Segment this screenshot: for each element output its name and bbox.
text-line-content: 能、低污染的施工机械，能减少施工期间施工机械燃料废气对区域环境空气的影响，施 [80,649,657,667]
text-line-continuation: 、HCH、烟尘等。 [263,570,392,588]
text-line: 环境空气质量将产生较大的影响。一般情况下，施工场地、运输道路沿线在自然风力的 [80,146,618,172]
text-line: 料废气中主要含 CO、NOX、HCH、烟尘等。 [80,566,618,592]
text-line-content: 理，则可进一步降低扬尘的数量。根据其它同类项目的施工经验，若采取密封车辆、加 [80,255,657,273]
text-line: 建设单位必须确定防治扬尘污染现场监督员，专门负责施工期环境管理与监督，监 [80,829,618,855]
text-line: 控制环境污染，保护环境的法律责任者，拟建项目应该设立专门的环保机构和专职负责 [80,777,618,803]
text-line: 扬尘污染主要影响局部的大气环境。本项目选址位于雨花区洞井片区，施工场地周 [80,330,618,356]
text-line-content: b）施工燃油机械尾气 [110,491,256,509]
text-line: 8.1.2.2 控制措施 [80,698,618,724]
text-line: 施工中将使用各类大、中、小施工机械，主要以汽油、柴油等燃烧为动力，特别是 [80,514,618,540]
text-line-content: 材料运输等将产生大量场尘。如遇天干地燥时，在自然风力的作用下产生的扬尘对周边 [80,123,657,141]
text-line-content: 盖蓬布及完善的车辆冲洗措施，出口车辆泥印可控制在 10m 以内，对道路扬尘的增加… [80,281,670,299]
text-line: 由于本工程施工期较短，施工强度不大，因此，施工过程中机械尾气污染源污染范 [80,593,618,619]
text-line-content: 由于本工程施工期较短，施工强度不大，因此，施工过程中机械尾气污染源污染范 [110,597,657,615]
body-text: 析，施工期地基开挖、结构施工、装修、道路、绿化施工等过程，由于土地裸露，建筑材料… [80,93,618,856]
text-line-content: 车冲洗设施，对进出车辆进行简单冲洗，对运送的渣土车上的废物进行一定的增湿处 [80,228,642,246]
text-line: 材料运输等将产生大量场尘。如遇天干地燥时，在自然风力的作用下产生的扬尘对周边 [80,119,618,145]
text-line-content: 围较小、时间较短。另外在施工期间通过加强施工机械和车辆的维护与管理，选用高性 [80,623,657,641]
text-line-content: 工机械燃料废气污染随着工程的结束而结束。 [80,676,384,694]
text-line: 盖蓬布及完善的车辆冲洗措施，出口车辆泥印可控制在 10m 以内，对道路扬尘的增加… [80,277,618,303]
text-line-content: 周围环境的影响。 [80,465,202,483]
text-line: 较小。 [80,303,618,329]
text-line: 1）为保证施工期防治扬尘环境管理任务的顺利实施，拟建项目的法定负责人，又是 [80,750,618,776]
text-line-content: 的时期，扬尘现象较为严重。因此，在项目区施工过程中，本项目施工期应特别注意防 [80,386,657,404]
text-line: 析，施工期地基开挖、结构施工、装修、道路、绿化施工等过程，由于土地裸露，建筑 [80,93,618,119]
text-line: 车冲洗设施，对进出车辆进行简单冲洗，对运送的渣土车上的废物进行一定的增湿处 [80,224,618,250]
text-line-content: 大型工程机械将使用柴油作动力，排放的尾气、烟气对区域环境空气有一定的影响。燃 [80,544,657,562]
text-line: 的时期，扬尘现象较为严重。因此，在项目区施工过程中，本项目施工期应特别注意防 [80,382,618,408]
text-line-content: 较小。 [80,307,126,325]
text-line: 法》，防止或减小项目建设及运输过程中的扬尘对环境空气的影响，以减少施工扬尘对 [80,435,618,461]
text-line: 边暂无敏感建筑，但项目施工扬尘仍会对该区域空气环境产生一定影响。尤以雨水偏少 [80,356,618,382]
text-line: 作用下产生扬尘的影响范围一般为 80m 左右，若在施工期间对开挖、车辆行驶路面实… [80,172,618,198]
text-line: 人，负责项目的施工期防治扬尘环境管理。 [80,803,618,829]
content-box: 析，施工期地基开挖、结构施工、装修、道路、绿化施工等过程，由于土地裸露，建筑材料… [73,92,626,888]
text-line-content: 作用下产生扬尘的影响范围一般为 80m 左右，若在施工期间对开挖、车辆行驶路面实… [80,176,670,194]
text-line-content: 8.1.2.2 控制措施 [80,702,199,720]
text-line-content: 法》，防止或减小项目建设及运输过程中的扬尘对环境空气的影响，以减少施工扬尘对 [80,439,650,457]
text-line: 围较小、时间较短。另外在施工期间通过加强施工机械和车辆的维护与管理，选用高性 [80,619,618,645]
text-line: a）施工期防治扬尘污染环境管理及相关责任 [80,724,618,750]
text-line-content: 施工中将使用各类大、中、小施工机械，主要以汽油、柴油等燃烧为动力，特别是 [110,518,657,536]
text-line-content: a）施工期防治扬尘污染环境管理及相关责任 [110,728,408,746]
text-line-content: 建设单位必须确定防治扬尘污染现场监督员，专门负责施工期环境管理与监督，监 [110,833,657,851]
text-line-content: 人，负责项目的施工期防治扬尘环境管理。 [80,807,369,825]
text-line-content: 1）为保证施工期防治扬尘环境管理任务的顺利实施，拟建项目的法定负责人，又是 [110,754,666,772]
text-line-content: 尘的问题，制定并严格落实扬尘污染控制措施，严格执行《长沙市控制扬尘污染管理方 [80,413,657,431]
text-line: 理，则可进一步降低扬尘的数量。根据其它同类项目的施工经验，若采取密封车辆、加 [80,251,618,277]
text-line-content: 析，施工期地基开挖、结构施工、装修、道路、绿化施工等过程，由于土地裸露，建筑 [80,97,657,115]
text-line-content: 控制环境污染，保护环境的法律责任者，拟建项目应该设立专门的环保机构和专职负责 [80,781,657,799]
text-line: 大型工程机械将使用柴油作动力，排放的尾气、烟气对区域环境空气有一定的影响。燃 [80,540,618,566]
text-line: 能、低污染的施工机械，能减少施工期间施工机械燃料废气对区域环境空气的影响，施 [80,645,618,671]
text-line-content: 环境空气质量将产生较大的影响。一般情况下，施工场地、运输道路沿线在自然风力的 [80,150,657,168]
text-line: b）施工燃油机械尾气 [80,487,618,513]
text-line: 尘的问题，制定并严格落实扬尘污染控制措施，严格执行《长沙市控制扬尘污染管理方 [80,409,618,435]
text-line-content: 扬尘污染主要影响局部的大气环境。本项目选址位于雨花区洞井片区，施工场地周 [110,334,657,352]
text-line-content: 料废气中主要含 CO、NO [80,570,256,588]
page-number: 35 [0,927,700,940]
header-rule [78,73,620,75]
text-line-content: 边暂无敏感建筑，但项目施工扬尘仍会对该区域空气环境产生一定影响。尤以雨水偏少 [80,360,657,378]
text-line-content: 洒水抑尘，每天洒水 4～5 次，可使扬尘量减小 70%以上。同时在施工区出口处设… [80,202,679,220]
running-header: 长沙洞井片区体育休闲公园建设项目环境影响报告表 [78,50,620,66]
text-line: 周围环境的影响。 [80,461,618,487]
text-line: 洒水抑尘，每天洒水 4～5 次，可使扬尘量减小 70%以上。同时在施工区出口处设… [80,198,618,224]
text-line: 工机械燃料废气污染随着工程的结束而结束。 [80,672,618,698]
■ ■ ■ ■ ■
Instructions for the task -
Set out everything from the start of the records down to the line containing "text-line-content: 盖蓬布及完善的车辆冲洗措施，出口车辆泥印可控制在 10m", inclusive, as a numbered list, leaving out any blank lines.

Task output -
1. Segment this screenshot: for each element output its name and bbox.
2. text-line-content: 能、低污染的施工机械，能减少施工期间施工机械燃料废气对区域环境空气的影响，施 [80,649,657,667]
3. text-line-continuation: 、HCH、烟尘等。 [263,570,392,588]
4. text-line: 环境空气质量将产生较大的影响。一般情况下，施工场地、运输道路沿线在自然风力的 [80,146,618,172]
5. text-line: 料废气中主要含 CO、NOX、HCH、烟尘等。 [80,566,618,592]
6. text-line-content: 理，则可进一步降低扬尘的数量。根据其它同类项目的施工经验，若采取密封车辆、加 [80,255,657,273]
7. text-line: 建设单位必须确定防治扬尘污染现场监督员，专门负责施工期环境管理与监督，监 [80,829,618,855]
8. text-line: 控制环境污染，保护环境的法律责任者，拟建项目应该设立专门的环保机构和专职负责 [80,777,618,803]
9. text-line: 扬尘污染主要影响局部的大气环境。本项目选址位于雨花区洞井片区，施工场地周 [80,330,618,356]
10. text-line-content: b）施工燃油机械尾气 [110,491,256,509]
11. text-line: 8.1.2.2 控制措施 [80,698,618,724]
12. text-line: 施工中将使用各类大、中、小施工机械，主要以汽油、柴油等燃烧为动力，特别是 [80,514,618,540]
13. text-line-content: 材料运输等将产生大量场尘。如遇天干地燥时，在自然风力的作用下产生的扬尘对周边 [80,123,657,141]
14. text-line-content: 盖蓬布及完善的车辆冲洗措施，出口车辆泥印可控制在 10m 以内，对道路扬尘的增加… [80,281,670,299]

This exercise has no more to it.